[Part of a data file]
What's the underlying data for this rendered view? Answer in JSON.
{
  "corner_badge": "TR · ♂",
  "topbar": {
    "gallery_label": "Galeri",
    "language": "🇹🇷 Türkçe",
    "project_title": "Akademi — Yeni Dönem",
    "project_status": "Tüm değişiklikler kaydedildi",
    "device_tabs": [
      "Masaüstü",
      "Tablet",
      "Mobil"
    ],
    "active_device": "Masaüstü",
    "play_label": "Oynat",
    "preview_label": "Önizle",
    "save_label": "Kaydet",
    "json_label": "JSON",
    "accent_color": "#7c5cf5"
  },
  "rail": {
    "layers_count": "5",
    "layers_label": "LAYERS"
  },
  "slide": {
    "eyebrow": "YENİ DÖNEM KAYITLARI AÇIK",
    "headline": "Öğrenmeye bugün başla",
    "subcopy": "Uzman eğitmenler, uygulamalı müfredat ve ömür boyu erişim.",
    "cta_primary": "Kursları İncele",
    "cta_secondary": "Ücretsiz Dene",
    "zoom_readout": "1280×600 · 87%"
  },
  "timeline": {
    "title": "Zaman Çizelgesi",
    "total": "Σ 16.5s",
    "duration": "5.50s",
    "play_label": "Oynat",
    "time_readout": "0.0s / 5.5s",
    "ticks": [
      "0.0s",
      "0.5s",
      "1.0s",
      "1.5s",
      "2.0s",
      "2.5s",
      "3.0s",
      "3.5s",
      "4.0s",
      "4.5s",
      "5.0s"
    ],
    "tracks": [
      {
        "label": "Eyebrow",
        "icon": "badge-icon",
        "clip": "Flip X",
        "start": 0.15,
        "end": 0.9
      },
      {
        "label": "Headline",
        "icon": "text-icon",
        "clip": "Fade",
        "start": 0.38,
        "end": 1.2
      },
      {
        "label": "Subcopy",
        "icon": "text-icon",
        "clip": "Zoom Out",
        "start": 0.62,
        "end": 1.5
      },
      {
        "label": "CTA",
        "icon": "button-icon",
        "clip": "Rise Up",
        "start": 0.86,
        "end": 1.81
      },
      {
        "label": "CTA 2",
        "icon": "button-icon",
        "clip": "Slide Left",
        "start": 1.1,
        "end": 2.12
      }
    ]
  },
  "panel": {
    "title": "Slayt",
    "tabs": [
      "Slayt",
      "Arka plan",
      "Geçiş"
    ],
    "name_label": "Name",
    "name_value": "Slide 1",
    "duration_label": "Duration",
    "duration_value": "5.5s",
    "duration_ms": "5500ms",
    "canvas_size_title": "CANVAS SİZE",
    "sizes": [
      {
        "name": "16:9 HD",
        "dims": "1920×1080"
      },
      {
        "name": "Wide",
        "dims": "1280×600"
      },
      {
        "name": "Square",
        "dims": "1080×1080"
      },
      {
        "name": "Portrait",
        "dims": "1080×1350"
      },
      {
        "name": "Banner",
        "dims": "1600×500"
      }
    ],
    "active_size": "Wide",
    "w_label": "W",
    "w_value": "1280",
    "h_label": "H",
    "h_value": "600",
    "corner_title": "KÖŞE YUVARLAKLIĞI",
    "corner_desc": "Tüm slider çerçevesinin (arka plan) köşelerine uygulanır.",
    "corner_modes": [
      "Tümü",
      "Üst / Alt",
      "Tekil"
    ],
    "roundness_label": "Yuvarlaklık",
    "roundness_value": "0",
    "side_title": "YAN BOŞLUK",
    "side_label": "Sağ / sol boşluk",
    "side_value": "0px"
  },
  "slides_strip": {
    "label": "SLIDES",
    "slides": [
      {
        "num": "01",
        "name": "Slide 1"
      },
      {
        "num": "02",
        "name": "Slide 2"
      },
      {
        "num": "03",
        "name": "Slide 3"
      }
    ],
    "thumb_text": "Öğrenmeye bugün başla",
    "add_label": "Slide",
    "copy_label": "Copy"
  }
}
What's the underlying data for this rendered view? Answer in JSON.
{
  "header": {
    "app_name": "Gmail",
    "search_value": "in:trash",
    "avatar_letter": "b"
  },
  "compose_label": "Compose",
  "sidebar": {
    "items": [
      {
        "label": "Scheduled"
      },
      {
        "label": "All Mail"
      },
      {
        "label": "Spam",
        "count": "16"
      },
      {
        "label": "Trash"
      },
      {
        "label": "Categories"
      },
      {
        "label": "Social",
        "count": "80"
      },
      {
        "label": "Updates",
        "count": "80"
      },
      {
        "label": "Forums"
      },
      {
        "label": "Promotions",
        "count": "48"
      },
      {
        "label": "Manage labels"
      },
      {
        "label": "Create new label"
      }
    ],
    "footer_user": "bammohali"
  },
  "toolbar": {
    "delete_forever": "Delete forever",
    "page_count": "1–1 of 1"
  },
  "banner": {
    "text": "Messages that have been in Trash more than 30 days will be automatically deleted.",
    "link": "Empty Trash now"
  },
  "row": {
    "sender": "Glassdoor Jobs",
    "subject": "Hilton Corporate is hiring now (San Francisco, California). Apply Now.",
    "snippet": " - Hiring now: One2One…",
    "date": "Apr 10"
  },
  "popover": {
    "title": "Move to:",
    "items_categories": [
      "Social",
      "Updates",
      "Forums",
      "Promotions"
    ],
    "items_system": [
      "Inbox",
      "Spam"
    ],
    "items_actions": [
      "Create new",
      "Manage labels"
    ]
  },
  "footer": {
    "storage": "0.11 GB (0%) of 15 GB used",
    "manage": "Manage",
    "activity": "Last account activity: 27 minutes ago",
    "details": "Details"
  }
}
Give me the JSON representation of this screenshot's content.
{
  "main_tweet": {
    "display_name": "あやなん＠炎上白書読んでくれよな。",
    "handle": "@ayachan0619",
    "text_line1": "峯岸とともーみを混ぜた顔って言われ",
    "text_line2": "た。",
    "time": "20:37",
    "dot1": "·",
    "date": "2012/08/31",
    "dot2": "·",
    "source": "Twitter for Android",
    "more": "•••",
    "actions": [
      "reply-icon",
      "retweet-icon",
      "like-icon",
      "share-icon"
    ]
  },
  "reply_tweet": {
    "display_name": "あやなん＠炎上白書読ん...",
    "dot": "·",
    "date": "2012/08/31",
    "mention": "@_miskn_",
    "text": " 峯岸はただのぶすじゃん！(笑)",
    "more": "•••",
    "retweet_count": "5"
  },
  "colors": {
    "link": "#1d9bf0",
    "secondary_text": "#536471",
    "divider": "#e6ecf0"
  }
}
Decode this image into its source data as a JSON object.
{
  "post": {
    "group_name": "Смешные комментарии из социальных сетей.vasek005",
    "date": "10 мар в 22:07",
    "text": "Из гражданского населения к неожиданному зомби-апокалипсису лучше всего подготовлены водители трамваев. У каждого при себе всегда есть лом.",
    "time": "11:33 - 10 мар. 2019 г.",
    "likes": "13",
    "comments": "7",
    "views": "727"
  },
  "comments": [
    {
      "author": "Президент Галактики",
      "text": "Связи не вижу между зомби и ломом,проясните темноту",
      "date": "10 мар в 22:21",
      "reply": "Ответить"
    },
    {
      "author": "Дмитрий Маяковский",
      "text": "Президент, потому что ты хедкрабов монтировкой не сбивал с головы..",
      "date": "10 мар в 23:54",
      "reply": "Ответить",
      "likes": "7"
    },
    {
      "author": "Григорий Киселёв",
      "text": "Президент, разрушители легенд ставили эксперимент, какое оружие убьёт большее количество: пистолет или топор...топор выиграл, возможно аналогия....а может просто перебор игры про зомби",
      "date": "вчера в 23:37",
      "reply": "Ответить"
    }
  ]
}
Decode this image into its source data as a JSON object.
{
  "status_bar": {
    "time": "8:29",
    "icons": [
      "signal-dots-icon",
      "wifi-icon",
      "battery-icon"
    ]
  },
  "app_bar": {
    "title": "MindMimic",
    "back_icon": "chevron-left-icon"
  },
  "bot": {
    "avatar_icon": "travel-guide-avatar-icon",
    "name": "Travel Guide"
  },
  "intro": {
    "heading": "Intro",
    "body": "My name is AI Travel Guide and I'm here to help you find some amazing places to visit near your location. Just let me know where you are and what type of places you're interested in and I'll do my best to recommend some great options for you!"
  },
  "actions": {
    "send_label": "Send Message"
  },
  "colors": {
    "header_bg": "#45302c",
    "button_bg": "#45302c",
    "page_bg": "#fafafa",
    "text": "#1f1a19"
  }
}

## Written exercise:
Looking at the data above, show all lines where the word "Президент" occurs.

## Task result:
      "author": "Президент Галактики",
      "text": "Президент, потому что ты хедкрабов монтировкой не сбивал с головы..",
      "text": "Президент, разрушители легенд ставили эксперимент, какое оружие убьёт большее количество: пистолет или топор...топор выиграл, возможно аналогия....а может просто перебор игры про зомби",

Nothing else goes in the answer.